====== TASK DATA ======
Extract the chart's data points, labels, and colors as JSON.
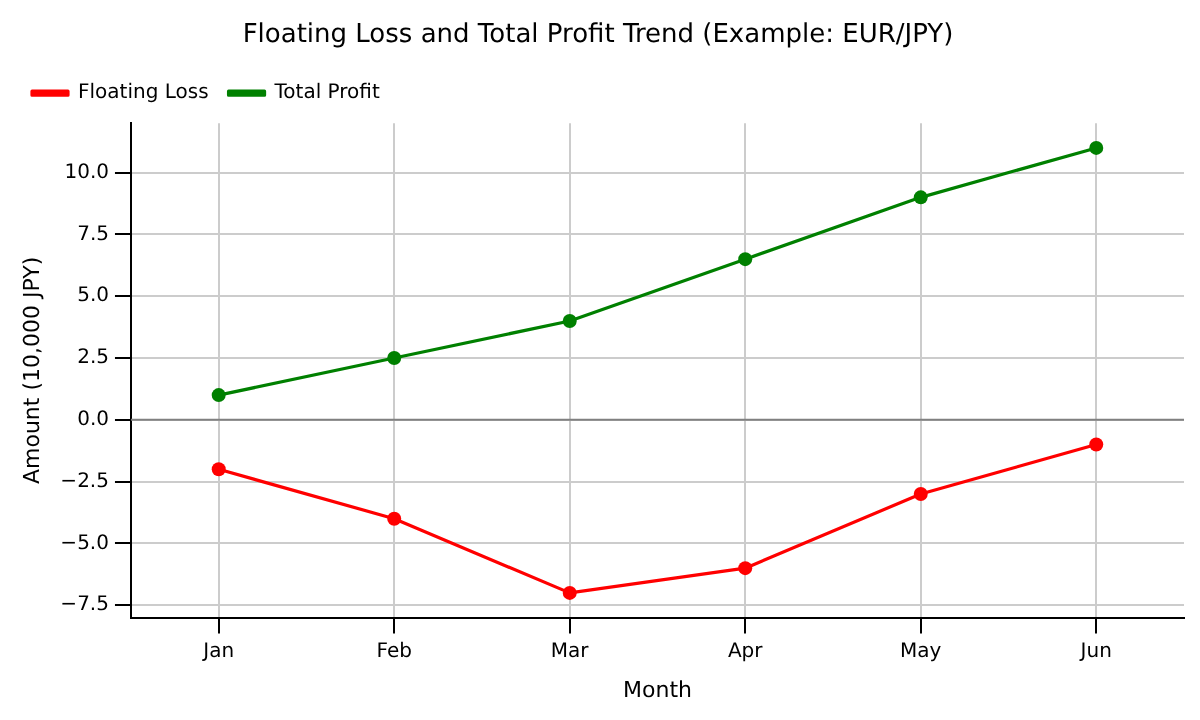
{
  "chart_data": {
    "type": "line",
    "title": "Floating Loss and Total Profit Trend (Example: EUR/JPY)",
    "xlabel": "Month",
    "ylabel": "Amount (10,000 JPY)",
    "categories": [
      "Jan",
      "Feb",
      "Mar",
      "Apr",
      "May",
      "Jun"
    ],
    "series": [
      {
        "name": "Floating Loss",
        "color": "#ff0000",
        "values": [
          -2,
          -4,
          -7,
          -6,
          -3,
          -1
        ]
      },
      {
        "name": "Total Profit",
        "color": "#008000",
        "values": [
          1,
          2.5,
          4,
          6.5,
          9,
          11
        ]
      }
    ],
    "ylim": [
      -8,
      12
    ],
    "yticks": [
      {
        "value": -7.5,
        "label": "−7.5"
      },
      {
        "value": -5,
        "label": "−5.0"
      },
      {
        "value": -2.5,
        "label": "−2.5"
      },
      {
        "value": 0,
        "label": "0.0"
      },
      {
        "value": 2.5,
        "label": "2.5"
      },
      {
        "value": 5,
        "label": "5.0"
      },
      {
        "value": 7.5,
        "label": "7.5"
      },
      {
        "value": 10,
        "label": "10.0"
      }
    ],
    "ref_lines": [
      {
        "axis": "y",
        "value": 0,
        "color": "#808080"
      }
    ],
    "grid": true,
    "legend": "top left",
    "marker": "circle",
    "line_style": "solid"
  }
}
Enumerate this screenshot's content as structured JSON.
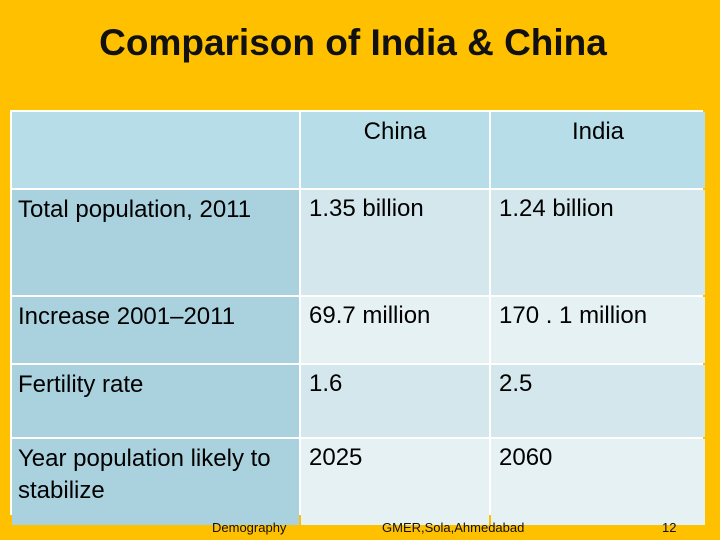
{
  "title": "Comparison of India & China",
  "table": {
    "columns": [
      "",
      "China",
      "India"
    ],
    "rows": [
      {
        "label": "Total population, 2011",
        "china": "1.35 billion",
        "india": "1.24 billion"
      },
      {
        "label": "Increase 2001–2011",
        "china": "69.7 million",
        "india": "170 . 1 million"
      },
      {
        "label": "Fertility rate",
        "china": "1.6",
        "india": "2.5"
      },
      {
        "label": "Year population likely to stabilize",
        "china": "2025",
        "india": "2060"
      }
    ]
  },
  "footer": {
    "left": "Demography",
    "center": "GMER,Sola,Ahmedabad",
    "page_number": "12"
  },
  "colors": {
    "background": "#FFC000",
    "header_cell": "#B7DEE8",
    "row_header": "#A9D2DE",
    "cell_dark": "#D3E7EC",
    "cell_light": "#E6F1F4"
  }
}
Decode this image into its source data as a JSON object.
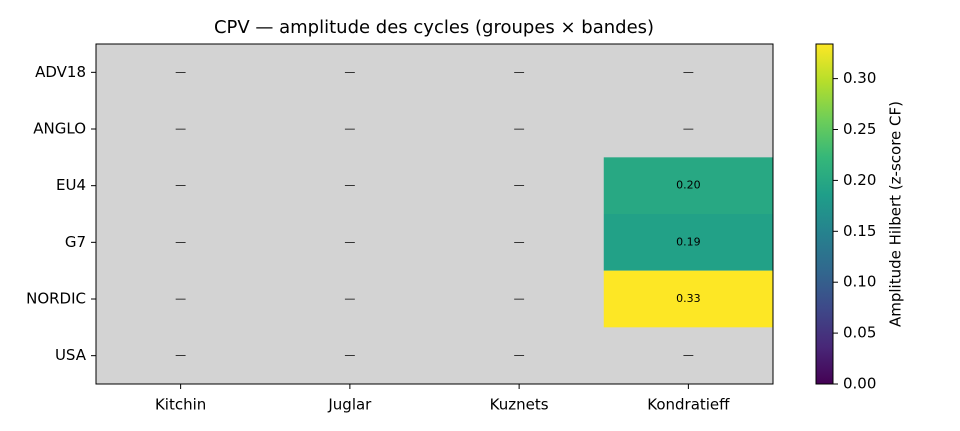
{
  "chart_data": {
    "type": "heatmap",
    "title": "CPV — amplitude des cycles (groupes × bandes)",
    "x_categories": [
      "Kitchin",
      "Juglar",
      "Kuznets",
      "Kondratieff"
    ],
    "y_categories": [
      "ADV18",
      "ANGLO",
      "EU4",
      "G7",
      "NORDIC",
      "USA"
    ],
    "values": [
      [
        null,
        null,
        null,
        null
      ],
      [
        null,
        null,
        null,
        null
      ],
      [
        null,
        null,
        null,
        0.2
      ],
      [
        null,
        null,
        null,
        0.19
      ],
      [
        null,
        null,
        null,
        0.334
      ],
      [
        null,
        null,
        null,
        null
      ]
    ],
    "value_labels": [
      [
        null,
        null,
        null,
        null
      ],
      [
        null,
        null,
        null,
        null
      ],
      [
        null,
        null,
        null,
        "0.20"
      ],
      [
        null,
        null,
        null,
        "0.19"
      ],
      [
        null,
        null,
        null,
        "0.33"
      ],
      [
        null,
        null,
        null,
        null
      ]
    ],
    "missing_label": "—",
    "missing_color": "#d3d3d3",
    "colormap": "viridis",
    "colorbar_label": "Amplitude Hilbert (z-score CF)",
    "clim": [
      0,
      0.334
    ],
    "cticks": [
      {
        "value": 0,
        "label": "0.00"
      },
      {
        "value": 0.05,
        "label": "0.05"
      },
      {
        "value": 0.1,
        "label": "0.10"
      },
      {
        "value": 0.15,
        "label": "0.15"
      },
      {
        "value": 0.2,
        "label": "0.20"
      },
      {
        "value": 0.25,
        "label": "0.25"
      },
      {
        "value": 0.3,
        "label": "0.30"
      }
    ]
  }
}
======
WRITTEN EXERCISE: Find the lines above holding the word "Total" and show them.

FULL ANSWER:
    "title": "Floating Loss and Total Profit Trend (Example: EUR/JPY)",
        "name": "Total Profit",
        "label": "Total population, 2011",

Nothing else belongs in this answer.